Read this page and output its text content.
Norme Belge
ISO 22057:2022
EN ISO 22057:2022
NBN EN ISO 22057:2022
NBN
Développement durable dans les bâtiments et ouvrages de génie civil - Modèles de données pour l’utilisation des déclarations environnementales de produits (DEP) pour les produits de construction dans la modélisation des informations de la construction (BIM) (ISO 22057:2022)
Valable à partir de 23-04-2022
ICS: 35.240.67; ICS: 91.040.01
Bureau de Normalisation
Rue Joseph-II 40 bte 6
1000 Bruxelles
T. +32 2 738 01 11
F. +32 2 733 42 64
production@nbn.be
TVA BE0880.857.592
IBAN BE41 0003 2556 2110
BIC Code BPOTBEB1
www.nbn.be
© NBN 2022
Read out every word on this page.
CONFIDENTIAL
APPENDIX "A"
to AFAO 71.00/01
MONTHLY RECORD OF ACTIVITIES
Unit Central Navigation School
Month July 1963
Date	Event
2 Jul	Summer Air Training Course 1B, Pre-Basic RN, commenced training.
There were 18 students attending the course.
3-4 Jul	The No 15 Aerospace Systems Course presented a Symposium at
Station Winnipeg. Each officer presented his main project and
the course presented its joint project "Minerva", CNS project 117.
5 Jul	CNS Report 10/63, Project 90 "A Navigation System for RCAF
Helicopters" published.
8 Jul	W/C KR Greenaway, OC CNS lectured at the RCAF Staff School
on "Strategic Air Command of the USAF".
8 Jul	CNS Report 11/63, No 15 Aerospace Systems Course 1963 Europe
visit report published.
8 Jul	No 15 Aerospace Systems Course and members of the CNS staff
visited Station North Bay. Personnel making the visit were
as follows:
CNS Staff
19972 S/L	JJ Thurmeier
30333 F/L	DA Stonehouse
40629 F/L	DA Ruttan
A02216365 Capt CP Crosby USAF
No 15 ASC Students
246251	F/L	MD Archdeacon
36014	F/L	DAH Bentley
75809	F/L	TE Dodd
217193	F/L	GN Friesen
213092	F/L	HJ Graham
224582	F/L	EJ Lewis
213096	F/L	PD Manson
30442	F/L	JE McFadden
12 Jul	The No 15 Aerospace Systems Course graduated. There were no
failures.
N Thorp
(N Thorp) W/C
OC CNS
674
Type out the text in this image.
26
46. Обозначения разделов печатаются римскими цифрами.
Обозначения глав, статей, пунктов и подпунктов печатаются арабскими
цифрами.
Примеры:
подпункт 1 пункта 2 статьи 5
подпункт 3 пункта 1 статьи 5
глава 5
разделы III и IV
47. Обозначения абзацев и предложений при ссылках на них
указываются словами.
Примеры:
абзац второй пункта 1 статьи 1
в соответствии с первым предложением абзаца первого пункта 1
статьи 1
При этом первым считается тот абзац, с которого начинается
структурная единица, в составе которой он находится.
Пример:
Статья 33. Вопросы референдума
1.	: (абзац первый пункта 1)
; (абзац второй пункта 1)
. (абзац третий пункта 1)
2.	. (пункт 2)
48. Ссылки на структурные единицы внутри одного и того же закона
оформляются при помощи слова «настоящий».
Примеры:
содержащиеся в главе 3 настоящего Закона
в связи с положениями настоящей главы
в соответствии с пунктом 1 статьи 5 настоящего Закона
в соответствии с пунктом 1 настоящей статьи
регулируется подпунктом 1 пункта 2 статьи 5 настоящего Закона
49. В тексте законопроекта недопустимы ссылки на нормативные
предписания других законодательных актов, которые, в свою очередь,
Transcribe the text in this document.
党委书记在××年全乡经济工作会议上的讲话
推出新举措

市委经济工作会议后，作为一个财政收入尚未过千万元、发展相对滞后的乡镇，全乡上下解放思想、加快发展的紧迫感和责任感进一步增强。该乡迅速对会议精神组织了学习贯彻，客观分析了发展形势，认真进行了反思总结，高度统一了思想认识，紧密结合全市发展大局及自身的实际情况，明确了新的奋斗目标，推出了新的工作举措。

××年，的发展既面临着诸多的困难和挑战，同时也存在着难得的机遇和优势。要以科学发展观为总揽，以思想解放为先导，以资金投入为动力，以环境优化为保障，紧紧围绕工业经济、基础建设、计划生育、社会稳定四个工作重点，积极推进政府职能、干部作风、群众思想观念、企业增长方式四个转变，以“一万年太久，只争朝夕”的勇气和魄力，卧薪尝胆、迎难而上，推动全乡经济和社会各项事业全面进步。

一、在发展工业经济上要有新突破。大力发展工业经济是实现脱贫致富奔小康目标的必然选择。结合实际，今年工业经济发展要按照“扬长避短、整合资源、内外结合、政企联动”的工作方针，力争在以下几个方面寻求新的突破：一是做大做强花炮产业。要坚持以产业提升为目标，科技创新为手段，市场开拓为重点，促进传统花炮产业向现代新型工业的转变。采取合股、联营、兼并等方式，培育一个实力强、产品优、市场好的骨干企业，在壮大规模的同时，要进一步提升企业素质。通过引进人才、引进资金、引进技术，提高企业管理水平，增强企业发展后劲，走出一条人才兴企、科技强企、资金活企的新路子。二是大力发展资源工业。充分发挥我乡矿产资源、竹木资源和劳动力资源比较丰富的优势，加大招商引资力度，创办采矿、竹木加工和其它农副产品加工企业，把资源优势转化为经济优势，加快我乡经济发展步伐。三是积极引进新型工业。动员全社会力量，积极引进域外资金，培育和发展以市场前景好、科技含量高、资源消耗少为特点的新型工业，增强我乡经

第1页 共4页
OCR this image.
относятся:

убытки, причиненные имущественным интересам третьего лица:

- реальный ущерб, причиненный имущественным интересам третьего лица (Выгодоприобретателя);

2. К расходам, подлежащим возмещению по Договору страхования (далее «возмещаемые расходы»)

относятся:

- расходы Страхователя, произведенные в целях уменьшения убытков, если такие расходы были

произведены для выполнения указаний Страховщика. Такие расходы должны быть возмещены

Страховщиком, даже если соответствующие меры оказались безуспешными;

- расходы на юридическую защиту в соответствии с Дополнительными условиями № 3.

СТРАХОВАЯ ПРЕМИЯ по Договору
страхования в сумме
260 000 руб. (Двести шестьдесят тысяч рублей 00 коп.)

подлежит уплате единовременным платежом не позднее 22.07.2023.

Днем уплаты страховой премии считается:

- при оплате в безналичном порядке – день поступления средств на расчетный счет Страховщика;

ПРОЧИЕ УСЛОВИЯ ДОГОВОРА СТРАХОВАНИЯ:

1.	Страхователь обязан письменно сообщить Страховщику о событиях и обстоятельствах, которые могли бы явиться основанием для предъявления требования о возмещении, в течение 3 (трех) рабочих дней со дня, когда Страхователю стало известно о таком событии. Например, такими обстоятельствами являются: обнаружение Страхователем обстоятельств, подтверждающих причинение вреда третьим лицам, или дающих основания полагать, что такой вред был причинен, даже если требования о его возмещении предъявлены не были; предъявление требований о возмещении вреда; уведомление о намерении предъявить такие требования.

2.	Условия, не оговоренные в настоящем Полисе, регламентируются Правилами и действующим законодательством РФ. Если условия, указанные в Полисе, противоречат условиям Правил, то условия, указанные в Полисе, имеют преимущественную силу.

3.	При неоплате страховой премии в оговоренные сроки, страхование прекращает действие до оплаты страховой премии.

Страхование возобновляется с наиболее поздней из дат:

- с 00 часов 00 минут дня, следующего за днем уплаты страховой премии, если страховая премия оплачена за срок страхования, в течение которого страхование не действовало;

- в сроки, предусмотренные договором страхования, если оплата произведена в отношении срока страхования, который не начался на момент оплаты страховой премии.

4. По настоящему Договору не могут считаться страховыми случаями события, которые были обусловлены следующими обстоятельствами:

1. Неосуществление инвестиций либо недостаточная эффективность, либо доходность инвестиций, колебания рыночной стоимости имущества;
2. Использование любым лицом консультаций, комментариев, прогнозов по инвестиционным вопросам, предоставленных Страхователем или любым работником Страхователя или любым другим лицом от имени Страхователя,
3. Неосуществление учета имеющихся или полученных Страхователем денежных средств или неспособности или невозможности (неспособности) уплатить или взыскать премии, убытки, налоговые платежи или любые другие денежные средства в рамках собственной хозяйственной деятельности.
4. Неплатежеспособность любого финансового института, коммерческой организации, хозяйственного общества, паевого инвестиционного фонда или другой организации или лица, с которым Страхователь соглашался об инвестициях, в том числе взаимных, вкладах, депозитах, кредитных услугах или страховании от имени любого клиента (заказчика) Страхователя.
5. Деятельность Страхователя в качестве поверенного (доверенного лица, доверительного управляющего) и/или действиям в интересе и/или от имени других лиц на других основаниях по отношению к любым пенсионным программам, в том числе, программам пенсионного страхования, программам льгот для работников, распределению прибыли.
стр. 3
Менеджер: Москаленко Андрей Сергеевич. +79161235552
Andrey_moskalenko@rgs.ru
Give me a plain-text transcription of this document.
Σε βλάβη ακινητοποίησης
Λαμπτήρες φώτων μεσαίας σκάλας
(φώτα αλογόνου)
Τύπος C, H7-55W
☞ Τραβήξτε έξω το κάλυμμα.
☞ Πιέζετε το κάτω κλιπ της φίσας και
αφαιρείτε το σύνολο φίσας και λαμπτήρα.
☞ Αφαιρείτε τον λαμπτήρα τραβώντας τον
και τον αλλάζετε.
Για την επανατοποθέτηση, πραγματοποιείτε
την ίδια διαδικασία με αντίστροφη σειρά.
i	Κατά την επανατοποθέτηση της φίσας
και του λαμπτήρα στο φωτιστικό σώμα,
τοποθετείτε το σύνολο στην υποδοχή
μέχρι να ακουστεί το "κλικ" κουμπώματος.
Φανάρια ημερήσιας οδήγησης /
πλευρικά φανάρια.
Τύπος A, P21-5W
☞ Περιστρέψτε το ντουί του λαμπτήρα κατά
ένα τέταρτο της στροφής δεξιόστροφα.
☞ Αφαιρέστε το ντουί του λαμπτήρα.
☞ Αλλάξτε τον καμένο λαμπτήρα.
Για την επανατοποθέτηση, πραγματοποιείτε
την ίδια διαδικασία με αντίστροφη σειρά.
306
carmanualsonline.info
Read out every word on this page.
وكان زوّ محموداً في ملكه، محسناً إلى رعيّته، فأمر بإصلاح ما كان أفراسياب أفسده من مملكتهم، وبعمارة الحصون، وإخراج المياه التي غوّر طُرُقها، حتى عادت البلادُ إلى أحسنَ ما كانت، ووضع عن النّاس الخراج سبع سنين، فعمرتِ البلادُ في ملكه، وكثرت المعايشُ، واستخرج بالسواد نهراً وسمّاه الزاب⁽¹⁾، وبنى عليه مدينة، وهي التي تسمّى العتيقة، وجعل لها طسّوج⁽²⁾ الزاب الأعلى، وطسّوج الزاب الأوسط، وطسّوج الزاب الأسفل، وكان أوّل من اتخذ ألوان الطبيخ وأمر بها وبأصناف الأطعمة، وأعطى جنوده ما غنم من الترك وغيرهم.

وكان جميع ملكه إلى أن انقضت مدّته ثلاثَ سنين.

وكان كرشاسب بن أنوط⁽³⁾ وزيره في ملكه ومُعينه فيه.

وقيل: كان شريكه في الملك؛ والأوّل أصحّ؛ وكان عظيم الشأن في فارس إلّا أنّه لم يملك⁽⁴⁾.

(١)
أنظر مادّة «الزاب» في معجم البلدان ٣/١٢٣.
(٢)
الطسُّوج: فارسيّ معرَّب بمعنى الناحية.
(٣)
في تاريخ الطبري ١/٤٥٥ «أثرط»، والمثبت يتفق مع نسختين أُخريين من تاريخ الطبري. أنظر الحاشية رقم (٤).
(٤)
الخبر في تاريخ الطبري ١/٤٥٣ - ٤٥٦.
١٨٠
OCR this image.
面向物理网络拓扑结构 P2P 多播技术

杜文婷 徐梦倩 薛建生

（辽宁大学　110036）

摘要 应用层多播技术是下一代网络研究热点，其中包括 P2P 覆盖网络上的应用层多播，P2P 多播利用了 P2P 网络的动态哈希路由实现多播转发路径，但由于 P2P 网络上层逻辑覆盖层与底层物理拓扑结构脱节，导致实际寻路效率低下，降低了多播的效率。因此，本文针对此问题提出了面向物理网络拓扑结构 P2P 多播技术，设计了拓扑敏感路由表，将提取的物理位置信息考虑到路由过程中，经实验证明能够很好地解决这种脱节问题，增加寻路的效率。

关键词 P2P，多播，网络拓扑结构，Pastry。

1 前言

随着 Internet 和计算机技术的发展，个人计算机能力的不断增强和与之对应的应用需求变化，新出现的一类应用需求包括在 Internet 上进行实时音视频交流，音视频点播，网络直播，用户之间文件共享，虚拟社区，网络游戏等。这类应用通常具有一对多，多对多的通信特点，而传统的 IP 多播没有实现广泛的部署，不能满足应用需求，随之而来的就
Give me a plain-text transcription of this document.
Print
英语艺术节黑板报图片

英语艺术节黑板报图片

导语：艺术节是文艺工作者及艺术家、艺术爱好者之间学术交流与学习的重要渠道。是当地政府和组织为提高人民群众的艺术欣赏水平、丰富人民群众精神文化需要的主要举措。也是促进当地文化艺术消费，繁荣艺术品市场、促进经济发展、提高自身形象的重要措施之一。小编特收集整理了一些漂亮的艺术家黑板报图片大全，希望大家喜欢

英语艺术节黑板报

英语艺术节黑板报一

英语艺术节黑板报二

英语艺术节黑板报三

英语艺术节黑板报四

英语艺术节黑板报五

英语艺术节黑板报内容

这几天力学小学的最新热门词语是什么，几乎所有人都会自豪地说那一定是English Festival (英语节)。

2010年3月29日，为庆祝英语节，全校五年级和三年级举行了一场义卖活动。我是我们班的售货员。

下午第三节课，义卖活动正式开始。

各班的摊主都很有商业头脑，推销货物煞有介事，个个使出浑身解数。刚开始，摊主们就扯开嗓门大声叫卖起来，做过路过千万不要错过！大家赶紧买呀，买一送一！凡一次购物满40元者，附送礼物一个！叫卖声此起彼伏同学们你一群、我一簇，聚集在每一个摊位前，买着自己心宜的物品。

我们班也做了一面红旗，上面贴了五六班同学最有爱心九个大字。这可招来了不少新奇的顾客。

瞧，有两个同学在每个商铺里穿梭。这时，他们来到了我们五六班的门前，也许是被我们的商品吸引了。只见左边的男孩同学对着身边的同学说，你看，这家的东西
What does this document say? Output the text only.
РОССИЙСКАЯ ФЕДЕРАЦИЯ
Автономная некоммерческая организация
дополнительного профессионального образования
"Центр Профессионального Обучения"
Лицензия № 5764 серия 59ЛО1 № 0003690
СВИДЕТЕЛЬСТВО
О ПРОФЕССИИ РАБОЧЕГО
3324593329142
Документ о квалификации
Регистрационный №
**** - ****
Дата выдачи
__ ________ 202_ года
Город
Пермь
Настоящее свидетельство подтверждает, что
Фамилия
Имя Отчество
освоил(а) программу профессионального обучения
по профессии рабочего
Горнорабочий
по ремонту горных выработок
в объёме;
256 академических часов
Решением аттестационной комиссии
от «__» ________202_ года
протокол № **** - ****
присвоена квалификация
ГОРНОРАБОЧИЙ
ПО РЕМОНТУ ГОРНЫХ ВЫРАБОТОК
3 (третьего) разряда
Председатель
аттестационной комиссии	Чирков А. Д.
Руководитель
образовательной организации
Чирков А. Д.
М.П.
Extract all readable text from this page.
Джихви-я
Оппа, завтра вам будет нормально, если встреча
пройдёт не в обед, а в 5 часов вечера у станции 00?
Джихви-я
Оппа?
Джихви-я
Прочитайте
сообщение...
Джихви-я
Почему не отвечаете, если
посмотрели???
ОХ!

------------------------------------

INSTRUCTION
Pick out each line containing "Чирков" and report it.

THE REPLY
аттестационной комиссии	Чирков А. Д.
Чирков А. Д.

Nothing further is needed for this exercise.